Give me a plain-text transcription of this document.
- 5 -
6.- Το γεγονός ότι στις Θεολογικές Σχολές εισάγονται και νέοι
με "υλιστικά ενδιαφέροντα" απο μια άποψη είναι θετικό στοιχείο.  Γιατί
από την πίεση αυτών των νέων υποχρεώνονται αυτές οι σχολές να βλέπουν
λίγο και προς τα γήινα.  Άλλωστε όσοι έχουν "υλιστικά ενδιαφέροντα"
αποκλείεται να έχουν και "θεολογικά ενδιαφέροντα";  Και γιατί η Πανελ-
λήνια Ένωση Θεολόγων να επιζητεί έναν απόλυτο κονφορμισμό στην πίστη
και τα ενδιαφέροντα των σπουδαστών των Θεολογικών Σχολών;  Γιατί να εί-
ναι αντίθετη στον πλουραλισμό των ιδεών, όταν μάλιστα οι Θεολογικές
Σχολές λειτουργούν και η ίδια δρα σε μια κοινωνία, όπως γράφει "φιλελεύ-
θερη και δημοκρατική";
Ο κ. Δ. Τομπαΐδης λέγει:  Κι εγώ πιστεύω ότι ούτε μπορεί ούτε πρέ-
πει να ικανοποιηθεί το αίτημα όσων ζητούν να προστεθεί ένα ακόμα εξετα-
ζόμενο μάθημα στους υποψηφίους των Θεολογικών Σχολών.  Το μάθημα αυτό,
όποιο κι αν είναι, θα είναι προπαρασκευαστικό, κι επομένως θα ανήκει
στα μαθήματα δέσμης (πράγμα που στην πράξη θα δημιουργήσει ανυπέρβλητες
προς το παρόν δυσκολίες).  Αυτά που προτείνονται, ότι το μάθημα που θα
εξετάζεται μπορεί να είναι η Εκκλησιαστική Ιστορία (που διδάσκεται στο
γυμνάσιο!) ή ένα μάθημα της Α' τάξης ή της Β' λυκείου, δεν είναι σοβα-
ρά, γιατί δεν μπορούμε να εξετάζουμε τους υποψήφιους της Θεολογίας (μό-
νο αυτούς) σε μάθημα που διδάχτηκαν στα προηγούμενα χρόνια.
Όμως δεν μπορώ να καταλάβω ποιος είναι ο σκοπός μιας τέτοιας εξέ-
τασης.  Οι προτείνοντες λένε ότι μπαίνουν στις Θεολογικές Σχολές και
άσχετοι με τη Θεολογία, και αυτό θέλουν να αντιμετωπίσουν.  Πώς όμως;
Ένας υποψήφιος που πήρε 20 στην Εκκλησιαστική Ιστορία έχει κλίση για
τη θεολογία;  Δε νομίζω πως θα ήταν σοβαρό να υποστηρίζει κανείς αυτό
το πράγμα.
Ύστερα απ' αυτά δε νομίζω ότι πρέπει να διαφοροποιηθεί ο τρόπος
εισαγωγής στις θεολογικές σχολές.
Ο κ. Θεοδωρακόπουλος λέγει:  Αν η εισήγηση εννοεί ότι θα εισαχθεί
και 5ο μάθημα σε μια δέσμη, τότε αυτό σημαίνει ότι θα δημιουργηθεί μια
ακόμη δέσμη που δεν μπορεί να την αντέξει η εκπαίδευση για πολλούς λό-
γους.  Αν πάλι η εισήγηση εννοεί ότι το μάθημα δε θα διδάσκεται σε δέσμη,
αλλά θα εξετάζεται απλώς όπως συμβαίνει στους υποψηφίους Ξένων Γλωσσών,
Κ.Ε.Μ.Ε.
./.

——————————

=== AIM ===
Repeat the material above in full, exactly as it stands.

=== RESULT OF THE EXERCISE ===
Give me a plain-text transcription of this document.
- 5 -
6.- Το γεγονός ότι στις Θεολογικές Σχολές εισάγονται και νέοι
με "υλιστικά ενδιαφέροντα" απο μια άποψη είναι θετικό στοιχείο.  Γιατί
από την πίεση αυτών των νέων υποχρεώνονται αυτές οι σχολές να βλέπουν
λίγο και προς τα γήινα.  Άλλωστε όσοι έχουν "υλιστικά ενδιαφέροντα"
αποκλείεται να έχουν και "θεολογικά ενδιαφέροντα";  Και γιατί η Πανελ-
λήνια Ένωση Θεολόγων να επιζητεί έναν απόλυτο κονφορμισμό στην πίστη
και τα ενδιαφέροντα των σπουδαστών των Θεολογικών Σχολών;  Γιατί να εί-
ναι αντίθετη στον πλουραλισμό των ιδεών, όταν μάλιστα οι Θεολογικές
Σχολές λειτουργούν και η ίδια δρα σε μια κοινωνία, όπως γράφει "φιλελεύ-
θερη και δημοκρατική";
Ο κ. Δ. Τομπαΐδης λέγει:  Κι εγώ πιστεύω ότι ούτε μπορεί ούτε πρέ-
πει να ικανοποιηθεί το αίτημα όσων ζητούν να προστεθεί ένα ακόμα εξετα-
ζόμενο μάθημα στους υποψηφίους των Θεολογικών Σχολών.  Το μάθημα αυτό,
όποιο κι αν είναι, θα είναι προπαρασκευαστικό, κι επομένως θα ανήκει
στα μαθήματα δέσμης (πράγμα που στην πράξη θα δημιουργήσει ανυπέρβλητες
προς το παρόν δυσκολίες).  Αυτά που προτείνονται, ότι το μάθημα που θα
εξετάζεται μπορεί να είναι η Εκκλησιαστική Ιστορία (που διδάσκεται στο
γυμνάσιο!) ή ένα μάθημα της Α' τάξης ή της Β' λυκείου, δεν είναι σοβα-
ρά, γιατί δεν μπορούμε να εξετάζουμε τους υποψήφιους της Θεολογίας (μό-
νο αυτούς) σε μάθημα που διδάχτηκαν στα προηγούμενα χρόνια.
Όμως δεν μπορώ να καταλάβω ποιος είναι ο σκοπός μιας τέτοιας εξέ-
τασης.  Οι προτείνοντες λένε ότι μπαίνουν στις Θεολογικές Σχολές και
άσχετοι με τη Θεολογία, και αυτό θέλουν να αντιμετωπίσουν.  Πώς όμως;
Ένας υποψήφιος που πήρε 20 στην Εκκλησιαστική Ιστορία έχει κλίση για
τη θεολογία;  Δε νομίζω πως θα ήταν σοβαρό να υποστηρίζει κανείς αυτό
το πράγμα.
Ύστερα απ' αυτά δε νομίζω ότι πρέπει να διαφοροποιηθεί ο τρόπος
εισαγωγής στις θεολογικές σχολές.
Ο κ. Θεοδωρακόπουλος λέγει:  Αν η εισήγηση εννοεί ότι θα εισαχθεί
και 5ο μάθημα σε μια δέσμη, τότε αυτό σημαίνει ότι θα δημιουργηθεί μια
ακόμη δέσμη που δεν μπορεί να την αντέξει η εκπαίδευση για πολλούς λό-
γους.  Αν πάλι η εισήγηση εννοεί ότι το μάθημα δε θα διδάσκεται σε δέσμη,
αλλά θα εξετάζεται απλώς όπως συμβαίνει στους υποψηφίους Ξένων Γλωσσών,
Κ.Ε.Μ.Ε.
./.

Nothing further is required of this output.